Render all of the material below as a Markdown table with the columns "Row" and "Line," giving each line its own row numbered in order and skipping blank lines. Leave the pictures out of the table.
=== DATASET RECORDS ===
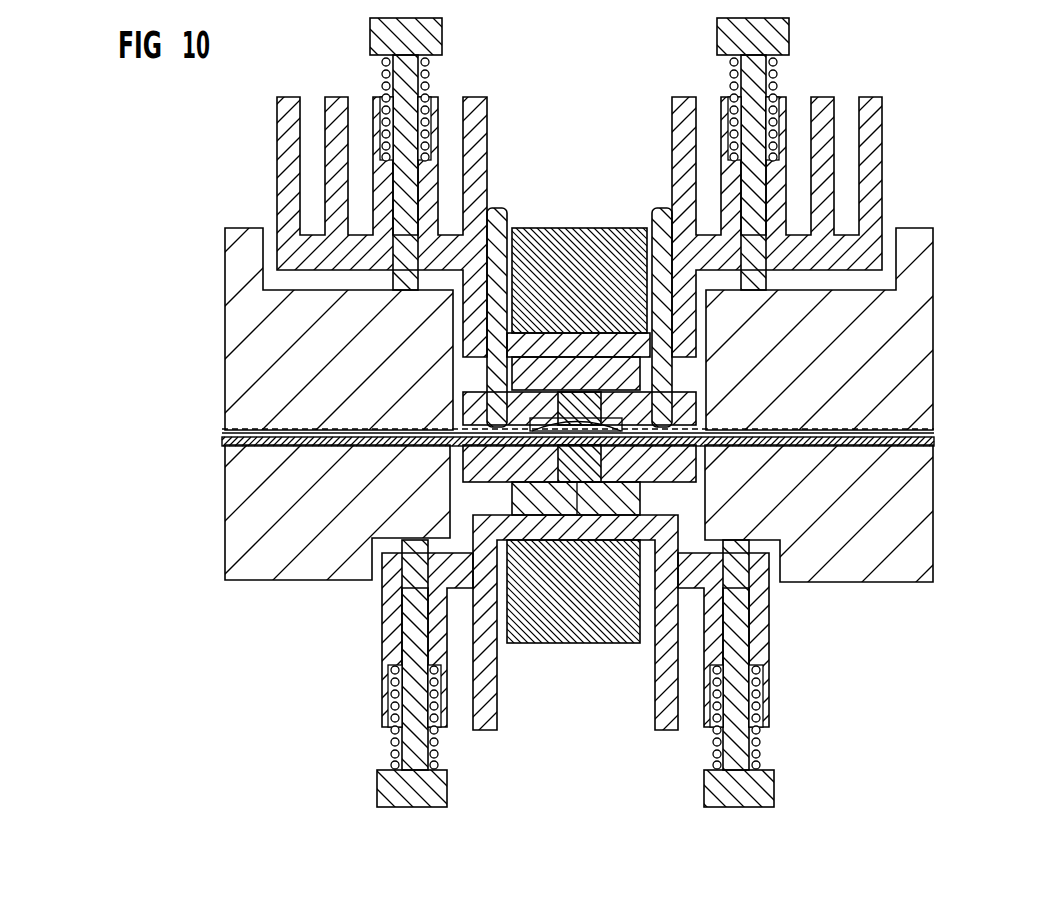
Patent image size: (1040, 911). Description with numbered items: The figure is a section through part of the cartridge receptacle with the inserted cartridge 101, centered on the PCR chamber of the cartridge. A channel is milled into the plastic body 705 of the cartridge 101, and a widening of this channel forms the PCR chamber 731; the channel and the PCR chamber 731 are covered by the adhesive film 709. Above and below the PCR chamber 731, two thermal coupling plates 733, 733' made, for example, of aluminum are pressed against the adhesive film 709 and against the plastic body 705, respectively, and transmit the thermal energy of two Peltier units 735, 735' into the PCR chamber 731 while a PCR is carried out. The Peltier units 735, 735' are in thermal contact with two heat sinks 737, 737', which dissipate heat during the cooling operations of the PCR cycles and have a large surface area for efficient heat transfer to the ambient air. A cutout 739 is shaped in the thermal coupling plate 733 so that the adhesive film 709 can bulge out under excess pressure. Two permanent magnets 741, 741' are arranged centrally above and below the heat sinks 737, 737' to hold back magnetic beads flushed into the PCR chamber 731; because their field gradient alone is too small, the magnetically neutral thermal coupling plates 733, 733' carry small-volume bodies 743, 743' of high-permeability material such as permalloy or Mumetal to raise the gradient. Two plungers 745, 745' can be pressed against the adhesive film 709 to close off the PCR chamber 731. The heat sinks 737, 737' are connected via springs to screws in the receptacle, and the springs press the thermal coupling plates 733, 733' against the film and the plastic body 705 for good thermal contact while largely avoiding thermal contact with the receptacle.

The cartridge 101 is at (946, 432).
The plastic body 705 is at (933, 442).
The adhesive film 709 is at (258, 430).
The PCR chamber 731 is at (517, 491).
The thermal coupling plate 733 is at (737, 389).
The thermal coupling plate 733' is at (737, 489).
The Peltier unit 735 is at (585, 266).
The Peltier unit 735' is at (575, 617).
The heat sink 737 is at (415, 218).
The heat sink 737' is at (489, 698).
The cutout 739 is at (620, 432).
The permanent magnet 741 is at (579, 254).
The permanent magnet 741' is at (573, 623).
The small-volume body 743 is at (576, 285).
The small-volume body 743' is at (571, 594).
The plunger 745 is at (511, 287).
The plunger 745' is at (654, 270).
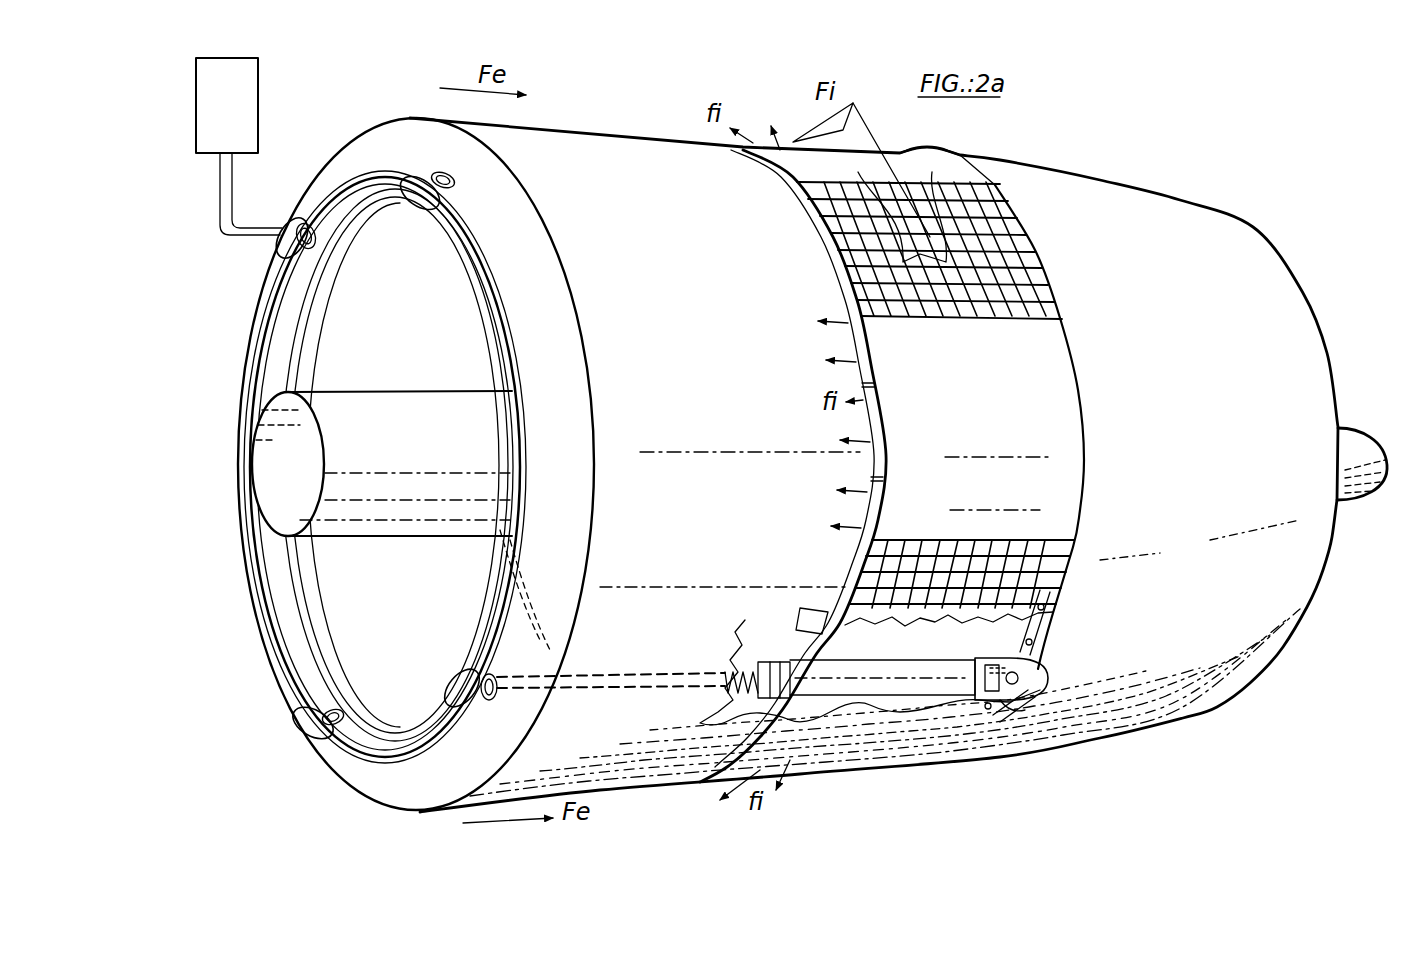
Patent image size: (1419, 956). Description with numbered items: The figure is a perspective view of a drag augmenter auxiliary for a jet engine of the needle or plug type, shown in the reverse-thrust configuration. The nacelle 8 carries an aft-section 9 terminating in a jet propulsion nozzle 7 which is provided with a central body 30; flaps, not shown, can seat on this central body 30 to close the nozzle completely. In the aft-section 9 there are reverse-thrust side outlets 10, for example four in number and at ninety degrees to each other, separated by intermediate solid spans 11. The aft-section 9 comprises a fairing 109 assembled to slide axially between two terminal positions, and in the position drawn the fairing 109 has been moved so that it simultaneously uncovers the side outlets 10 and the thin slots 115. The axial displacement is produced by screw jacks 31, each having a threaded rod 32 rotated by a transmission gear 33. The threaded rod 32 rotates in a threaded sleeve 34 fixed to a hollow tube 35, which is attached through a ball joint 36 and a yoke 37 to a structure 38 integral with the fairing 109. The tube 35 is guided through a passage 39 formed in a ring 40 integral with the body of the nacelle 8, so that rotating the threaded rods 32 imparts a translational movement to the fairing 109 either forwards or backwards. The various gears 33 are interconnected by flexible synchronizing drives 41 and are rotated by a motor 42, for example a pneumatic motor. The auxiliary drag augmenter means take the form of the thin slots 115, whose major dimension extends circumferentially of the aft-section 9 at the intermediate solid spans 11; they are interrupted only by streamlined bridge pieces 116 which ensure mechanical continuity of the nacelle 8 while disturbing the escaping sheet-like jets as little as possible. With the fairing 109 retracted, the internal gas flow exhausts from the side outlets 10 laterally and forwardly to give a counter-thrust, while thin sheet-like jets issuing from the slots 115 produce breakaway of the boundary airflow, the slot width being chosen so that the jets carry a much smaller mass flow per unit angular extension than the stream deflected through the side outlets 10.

The jet propulsion nozzle 7 is at (1300, 290).
The nacelle 8 is at (618, 130).
The aft-section 9 is at (1205, 228).
The reverse-thrust side outlets 10 is at (857, 250).
The intermediate solid spans 11 is at (833, 170).
The central body 30 is at (383, 403).
The screw jack 31 is at (770, 658).
The threaded rod 32 is at (687, 670).
The transmission gear 33 is at (287, 240).
The threaded sleeve 34 is at (743, 717).
The hollow tube 35 is at (880, 677).
The ball joint 36 is at (1023, 688).
The yoke 37 is at (1043, 677).
The structure 38 is at (1037, 628).
The passage 39 is at (790, 660).
The ring 40 is at (807, 630).
The flexible synchronizing drives 41 is at (477, 287).
The motor 42 is at (245, 96).
The fairing 109 is at (1050, 188).
The slots 115 is at (797, 163).
The bridge pieces 116 is at (883, 377).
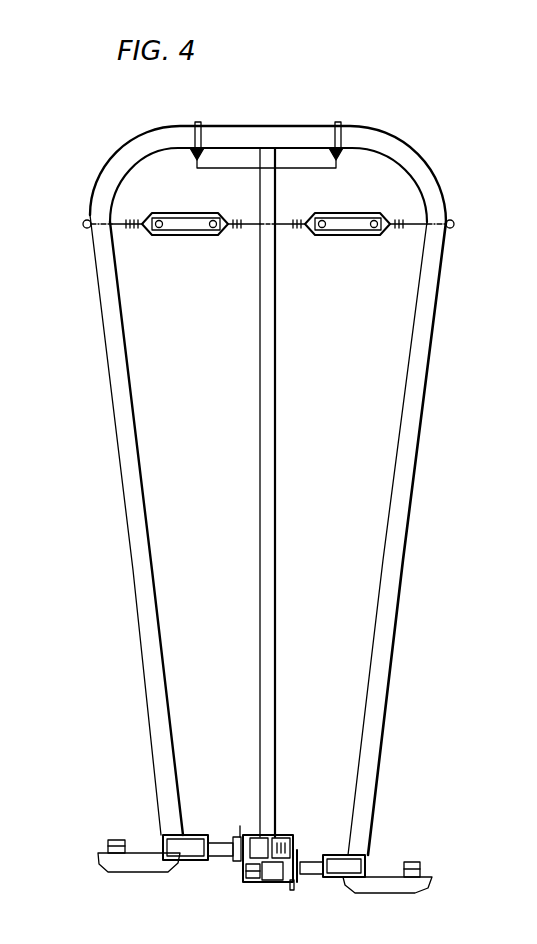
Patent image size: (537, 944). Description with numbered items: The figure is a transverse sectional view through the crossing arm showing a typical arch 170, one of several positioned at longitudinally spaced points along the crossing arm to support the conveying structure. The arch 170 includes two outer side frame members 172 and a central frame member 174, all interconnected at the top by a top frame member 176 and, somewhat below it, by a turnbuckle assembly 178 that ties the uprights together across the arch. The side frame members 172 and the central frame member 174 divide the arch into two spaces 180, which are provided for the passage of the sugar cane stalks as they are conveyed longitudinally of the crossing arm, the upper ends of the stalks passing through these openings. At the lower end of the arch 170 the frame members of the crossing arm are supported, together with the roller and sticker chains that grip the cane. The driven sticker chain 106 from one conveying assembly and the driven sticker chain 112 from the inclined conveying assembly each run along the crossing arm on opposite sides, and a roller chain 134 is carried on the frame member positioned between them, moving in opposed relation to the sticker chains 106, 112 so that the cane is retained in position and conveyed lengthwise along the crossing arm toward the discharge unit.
===
* WRITTEN ANSWER
| Row | Line |
|---|---|
| 1 | Patent image size: (1040, 911). Description with numbered items: The figure is a section through part of the cartridge receptacle with the inserted cartridge 101, centered on the PCR chamber of the cartridge. A channel is milled into the plastic body 705 of the cartridge 101, and a widening of this channel forms the PCR chamber 731; the channel and the PCR chamber 731 are covered by the adhesive film 709. Above and below the PCR chamber 731, two thermal coupling plates 733, 733' made, for example, of aluminum are pressed against the adhesive film 709 and against the plastic body 705, respectively, and transmit the thermal energy of two Peltier units 735, 735' into the PCR chamber 731 while a PCR is carried out. The Peltier units 735, 735' are in thermal contact with two heat sinks 737, 737', which dissipate heat during the cooling operations of the PCR cycles and have a large surface area for efficient heat transfer to the ambient air. A cutout 739 is shaped in the thermal coupling plate 733 so that the adhesive film 709 can bulge out under excess pressure. Two permanent magnets 741, 741' are arranged centrally above and below the heat sinks 737, 737' to hold back magnetic beads flushed into the PCR chamber 731; because their field gradient alone is too small, the magnetically neutral thermal coupling plates 733, 733' carry small-volume bodies 743, 743' of high-permeability material such as permalloy or Mumetal to raise the gradient. Two plungers 745, 745' can be pressed against the adhesive film 709 to close off the PCR chamber 731. The heat sinks 737, 737' are connected via springs to screws in the receptacle, and the springs press the thermal coupling plates 733, 733' against the film and the plastic body 705 for good thermal contact while largely avoiding thermal contact with the receptacle. |
| 2 | The cartridge 101 is at (946, 432). |
| 3 | The plastic body 705 is at (933, 442). |
| 4 | The adhesive film 709 is at (258, 430). |
| 5 | The PCR chamber 731 is at (517, 491). |
| 6 | The thermal coupling plate 733 is at (737, 389). |
| 7 | The thermal coupling plate 733' is at (737, 489). |
| 8 | The Peltier unit 735 is at (585, 266). |
| 9 | The Peltier unit 735' is at (575, 617). |
| 10 | The heat sink 737 is at (415, 218). |
| 11 | The heat sink 737' is at (489, 698). |
| 12 | The cutout 739 is at (620, 432). |
| 13 | The permanent magnet 741 is at (579, 254). |
| 14 | The permanent magnet 741' is at (573, 623). |
| 15 | The small-volume body 743 is at (576, 285). |
| 16 | The small-volume body 743' is at (571, 594). |
| 17 | The plunger 745 is at (511, 287). |
| 18 | The plunger 745' is at (654, 270). |
| 19 | Patent image size: (1419, 956). Description with numbered items: The figure is a perspective view of a drag augmenter auxiliary for a jet engine of the needle or plug type, shown in the reverse-thrust configuration. The nacelle 8 carries an aft-section 9 terminating in a jet propulsion nozzle 7 which is provided with a central body 30; flaps, not shown, can seat on this central body 30 to close the nozzle completely. In the aft-section 9 there are reverse-thrust side outlets 10, for example four in number and at ninety degrees to each other, separated by intermediate solid spans 11. The aft-section 9 comprises a fairing 109 assembled to slide axially between two terminal positions, and in the position drawn the fairing 109 has been moved so that it simultaneously uncovers the side outlets 10 and the thin slots 115. The axial displacement is produced by screw jacks 31, each having a threaded rod 32 rotated by a transmission gear 33. The threaded rod 32 rotates in a threaded sleeve 34 fixed to a hollow tube 35, which is attached through a ball joint 36 and a yoke 37 to a structure 38 integral with the fairing 109. The tube 35 is guided through a passage 39 formed in a ring 40 integral with the body of the nacelle 8, so that rotating the threaded rods 32 imparts a translational movement to the fairing 109 either forwards or backwards. The various gears 33 are interconnected by flexible synchronizing drives 41 and are rotated by a motor 42, for example a pneumatic motor. The auxiliary drag augmenter means take the form of the thin slots 115, whose major dimension extends circumferentially of the aft-section 9 at the intermediate solid spans 11; they are interrupted only by streamlined bridge pieces 116 which ensure mechanical continuity of the nacelle 8 while disturbing the escaping sheet-like jets as little as possible. With the fairing 109 retracted, the internal gas flow exhausts from the side outlets 10 laterally and forwardly to give a counter-thrust, while thin sheet-like jets issuing from the slots 115 produce breakaway of the boundary airflow, the slot width being chosen so that the jets carry a much smaller mass flow per unit angular extension than the stream deflected through the side outlets 10. |
| 20 | The jet propulsion nozzle 7 is at (1300, 290). |
| 21 | The nacelle 8 is at (618, 130). |
| 22 | The aft-section 9 is at (1205, 228). |
| 23 | The reverse-thrust side outlets 10 is at (857, 250). |
| 24 | The intermediate solid spans 11 is at (833, 170). |
| 25 | The central body 30 is at (383, 403). |
| 26 | The screw jack 31 is at (770, 658). |
| 27 | The threaded rod 32 is at (687, 670). |
| 28 | The transmission gear 33 is at (287, 240). |
| 29 | The threaded sleeve 34 is at (743, 717). |
| 30 | The hollow tube 35 is at (880, 677). |
| 31 | The ball joint 36 is at (1023, 688). |
| 32 | The yoke 37 is at (1043, 677). |
| 33 | The structure 38 is at (1037, 628). |
| 34 | The passage 39 is at (790, 660). |
| 35 | The ring 40 is at (807, 630). |
| 36 | The flexible synchronizing drives 41 is at (477, 287). |
| 37 | The motor 42 is at (245, 96). |
| 38 | The fairing 109 is at (1050, 188). |
| 39 | The slots 115 is at (797, 163). |
| 40 | The bridge pieces 116 is at (883, 377). |
| 41 | Patent image size: (537, 944). Description with numbered items: The figure is a transverse sectional view through the crossing arm showing a typical arch 170, one of several positioned at longitudinally spaced points along the crossing arm to support the conveying structure. The arch 170 includes two outer side frame members 172 and a central frame member 174, all interconnected at the top by a top frame member 176 and, somewhat below it, by a turnbuckle assembly 178 that ties the uprights together across the arch. The side frame members 172 and the central frame member 174 divide the arch into two spaces 180, which are provided for the passage of the sugar cane stalks as they are conveyed longitudinally of the crossing arm, the upper ends of the stalks passing through these openings. At the lower end of the arch 170 the frame members of the crossing arm are supported, together with the roller and sticker chains that grip the cane. The driven sticker chain 106 from one conveying assembly and the driven sticker chain 112 from the inclined conveying assembly each run along the crossing arm on opposite sides, and a roller chain 134 is carried on the frame member positioned between them, moving in opposed relation to the sticker chains 106, 112 so that the cane is retained in position and conveyed lengthwise along the crossing arm toward the discharge unit. |